▶ Exercise aim
Read through the data and report every line in which the word "JSON" occurs.
◆ ◆ ◆
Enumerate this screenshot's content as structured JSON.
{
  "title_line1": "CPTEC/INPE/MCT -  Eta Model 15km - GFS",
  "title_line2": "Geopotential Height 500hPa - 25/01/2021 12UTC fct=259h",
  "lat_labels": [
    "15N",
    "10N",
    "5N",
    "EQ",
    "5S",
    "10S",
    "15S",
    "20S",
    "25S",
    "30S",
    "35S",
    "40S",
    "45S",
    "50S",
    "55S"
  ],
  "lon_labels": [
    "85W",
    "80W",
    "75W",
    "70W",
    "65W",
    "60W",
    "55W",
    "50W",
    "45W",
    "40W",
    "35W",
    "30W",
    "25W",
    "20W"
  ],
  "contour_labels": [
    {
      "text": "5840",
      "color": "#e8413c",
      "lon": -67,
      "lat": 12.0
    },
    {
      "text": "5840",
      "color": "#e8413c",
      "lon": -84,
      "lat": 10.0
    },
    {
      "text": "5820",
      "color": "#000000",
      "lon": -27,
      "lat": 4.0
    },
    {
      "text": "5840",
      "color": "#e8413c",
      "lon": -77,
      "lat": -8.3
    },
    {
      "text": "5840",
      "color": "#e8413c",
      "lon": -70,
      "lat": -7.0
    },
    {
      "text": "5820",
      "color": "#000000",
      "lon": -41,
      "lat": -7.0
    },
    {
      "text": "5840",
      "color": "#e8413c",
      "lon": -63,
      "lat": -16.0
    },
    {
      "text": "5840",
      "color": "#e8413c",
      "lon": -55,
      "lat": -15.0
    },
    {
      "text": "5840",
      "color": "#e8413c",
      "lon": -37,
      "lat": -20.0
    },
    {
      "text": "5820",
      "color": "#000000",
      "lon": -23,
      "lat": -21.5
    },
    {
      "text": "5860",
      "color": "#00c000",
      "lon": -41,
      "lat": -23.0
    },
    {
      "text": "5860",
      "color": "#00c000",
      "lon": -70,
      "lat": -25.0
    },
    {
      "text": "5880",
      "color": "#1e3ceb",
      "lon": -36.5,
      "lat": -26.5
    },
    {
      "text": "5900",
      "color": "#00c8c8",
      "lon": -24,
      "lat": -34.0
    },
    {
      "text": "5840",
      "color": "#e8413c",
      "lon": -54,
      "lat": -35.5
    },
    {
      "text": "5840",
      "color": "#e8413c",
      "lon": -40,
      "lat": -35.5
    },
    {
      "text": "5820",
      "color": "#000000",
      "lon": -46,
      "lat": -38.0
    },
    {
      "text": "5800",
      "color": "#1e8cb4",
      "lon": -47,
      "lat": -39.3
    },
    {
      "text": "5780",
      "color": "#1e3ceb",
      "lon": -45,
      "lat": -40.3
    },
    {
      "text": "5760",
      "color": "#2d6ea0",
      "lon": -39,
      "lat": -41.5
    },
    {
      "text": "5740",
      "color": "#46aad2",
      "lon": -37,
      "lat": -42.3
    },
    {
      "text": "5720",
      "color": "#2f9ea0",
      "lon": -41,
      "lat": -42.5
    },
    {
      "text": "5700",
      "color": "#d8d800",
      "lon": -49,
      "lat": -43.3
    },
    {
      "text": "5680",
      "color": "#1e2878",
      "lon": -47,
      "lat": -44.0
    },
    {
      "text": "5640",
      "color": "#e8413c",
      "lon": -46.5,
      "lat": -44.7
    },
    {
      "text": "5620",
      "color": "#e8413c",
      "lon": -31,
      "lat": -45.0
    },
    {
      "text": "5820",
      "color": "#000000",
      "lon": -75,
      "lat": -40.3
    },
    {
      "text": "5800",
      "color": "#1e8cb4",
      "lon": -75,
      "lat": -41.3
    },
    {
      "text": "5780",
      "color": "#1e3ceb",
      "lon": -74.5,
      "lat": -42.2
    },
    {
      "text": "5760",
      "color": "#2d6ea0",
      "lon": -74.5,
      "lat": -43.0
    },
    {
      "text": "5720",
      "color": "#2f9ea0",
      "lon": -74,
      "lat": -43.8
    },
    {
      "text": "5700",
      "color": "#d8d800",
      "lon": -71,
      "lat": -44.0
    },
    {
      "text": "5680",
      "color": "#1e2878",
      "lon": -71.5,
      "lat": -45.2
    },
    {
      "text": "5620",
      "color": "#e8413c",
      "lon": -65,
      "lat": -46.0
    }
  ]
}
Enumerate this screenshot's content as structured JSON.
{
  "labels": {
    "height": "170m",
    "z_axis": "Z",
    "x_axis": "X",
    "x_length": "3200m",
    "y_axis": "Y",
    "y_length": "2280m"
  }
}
◆ ◆ ◆
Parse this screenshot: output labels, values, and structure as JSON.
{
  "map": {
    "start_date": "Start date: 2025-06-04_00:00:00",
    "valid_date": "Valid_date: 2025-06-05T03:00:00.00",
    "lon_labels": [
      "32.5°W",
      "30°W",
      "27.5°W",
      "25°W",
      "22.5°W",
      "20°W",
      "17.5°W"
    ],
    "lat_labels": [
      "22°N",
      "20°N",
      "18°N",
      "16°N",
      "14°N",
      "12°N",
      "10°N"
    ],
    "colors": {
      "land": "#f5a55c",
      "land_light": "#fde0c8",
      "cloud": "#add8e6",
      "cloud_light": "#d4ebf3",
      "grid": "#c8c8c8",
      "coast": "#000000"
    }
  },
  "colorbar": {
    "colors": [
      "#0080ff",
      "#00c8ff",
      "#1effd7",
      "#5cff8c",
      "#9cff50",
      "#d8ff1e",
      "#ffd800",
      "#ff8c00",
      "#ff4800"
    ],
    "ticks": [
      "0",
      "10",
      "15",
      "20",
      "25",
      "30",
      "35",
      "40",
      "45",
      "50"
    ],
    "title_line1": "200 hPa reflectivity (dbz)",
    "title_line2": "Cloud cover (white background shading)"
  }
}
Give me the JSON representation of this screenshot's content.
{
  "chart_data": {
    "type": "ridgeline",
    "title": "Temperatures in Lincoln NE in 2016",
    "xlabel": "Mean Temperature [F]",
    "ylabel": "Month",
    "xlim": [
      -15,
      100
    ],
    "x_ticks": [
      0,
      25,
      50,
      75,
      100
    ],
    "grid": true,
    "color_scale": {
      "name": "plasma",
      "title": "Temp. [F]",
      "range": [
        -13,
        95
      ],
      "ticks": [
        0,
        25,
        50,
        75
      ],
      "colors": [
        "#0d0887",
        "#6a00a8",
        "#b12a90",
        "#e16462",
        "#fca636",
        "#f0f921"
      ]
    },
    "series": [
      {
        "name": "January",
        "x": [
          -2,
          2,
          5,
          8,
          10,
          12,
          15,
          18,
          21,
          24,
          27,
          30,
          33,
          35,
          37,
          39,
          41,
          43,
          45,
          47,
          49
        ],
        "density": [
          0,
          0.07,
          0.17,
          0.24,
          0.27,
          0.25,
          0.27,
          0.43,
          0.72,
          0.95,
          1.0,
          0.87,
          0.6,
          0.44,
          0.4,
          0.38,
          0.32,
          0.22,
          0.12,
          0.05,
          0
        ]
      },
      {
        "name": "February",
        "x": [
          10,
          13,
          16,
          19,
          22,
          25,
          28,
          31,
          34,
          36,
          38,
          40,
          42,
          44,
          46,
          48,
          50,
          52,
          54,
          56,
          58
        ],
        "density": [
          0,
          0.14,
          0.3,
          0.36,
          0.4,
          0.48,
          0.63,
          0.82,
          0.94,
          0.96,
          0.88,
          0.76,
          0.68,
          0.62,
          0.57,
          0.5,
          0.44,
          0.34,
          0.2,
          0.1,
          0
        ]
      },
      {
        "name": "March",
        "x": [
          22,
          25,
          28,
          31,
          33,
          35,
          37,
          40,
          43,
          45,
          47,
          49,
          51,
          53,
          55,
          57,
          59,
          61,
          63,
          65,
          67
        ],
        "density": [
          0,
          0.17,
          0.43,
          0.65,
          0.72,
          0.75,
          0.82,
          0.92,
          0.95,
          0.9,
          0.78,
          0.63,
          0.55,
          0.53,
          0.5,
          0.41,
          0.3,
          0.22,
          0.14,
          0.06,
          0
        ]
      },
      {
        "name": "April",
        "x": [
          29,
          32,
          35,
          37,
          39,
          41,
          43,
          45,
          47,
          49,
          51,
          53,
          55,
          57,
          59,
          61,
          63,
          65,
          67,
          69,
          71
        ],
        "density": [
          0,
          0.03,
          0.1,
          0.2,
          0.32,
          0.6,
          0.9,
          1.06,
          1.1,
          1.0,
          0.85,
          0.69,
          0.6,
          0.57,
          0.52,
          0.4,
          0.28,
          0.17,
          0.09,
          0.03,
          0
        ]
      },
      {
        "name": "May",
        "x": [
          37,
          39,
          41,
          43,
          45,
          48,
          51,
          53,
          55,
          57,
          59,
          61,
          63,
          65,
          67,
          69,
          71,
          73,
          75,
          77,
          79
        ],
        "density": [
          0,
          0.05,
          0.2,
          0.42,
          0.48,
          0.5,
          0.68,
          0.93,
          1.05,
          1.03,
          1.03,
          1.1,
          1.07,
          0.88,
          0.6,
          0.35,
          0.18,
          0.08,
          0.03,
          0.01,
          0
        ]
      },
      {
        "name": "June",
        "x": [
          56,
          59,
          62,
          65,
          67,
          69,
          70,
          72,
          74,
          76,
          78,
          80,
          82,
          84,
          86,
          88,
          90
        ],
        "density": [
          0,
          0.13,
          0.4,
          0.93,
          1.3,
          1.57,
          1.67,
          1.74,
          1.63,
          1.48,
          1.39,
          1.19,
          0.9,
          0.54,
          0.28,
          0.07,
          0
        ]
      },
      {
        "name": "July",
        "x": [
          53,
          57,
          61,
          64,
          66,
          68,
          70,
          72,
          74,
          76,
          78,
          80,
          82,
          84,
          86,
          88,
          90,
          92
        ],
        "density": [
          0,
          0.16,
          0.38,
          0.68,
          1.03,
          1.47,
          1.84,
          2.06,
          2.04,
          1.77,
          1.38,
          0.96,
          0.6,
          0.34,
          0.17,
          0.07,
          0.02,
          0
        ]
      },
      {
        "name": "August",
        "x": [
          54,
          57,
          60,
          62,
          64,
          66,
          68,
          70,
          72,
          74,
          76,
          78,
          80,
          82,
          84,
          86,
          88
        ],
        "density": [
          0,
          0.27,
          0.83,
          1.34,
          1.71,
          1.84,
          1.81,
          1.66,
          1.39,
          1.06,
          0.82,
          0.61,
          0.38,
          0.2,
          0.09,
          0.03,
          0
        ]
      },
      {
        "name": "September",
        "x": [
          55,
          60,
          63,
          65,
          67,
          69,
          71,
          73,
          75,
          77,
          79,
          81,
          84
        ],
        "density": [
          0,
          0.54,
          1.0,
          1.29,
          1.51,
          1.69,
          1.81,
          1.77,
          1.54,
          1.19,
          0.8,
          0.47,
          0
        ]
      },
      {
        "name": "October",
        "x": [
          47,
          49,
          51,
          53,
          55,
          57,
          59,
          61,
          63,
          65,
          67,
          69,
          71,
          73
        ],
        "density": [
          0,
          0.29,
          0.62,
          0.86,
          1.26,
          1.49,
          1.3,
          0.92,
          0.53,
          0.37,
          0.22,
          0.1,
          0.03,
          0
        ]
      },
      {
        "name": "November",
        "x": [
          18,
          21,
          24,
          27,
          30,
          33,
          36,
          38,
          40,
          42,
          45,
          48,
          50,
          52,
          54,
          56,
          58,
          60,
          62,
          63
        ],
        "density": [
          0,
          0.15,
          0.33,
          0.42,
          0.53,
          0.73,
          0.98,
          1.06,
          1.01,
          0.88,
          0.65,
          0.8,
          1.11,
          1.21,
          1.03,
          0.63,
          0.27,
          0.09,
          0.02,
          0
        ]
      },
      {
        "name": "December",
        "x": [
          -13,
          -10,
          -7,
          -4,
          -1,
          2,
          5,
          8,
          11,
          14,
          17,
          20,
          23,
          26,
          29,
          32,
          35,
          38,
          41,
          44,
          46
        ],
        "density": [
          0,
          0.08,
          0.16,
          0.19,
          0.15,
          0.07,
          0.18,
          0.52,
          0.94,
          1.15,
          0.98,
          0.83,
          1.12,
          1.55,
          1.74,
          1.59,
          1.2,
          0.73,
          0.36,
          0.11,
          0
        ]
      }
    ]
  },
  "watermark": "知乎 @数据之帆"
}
◆ ◆ ◆
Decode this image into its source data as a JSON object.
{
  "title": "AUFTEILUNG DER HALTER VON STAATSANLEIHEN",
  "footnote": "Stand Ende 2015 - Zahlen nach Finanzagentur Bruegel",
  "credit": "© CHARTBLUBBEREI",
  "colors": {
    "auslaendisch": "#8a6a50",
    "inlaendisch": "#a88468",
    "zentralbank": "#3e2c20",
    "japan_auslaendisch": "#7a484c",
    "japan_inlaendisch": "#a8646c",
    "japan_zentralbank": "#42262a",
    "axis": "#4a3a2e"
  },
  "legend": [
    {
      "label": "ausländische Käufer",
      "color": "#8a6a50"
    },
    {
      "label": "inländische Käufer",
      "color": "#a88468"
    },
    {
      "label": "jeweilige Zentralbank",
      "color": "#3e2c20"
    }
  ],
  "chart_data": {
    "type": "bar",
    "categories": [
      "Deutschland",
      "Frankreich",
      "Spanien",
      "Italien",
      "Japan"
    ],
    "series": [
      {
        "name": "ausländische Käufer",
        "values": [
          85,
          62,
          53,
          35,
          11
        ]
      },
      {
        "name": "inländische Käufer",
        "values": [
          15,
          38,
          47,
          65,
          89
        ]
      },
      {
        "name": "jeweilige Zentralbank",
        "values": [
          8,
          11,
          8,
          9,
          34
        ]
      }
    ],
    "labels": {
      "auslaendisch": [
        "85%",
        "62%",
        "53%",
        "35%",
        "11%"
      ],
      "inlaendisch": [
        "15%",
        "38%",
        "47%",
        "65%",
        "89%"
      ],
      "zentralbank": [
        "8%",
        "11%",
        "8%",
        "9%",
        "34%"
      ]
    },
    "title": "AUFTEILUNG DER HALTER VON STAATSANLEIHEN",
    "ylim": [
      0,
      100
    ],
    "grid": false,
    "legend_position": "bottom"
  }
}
◆ ◆ ◆
▶ Completed task
Enumerate this screenshot's content as structured JSON.
Enumerate this screenshot's content as structured JSON.
Parse this screenshot: output labels, values, and structure as JSON.
Give me the JSON representation of this screenshot's content.
Decode this image into its source data as a JSON object.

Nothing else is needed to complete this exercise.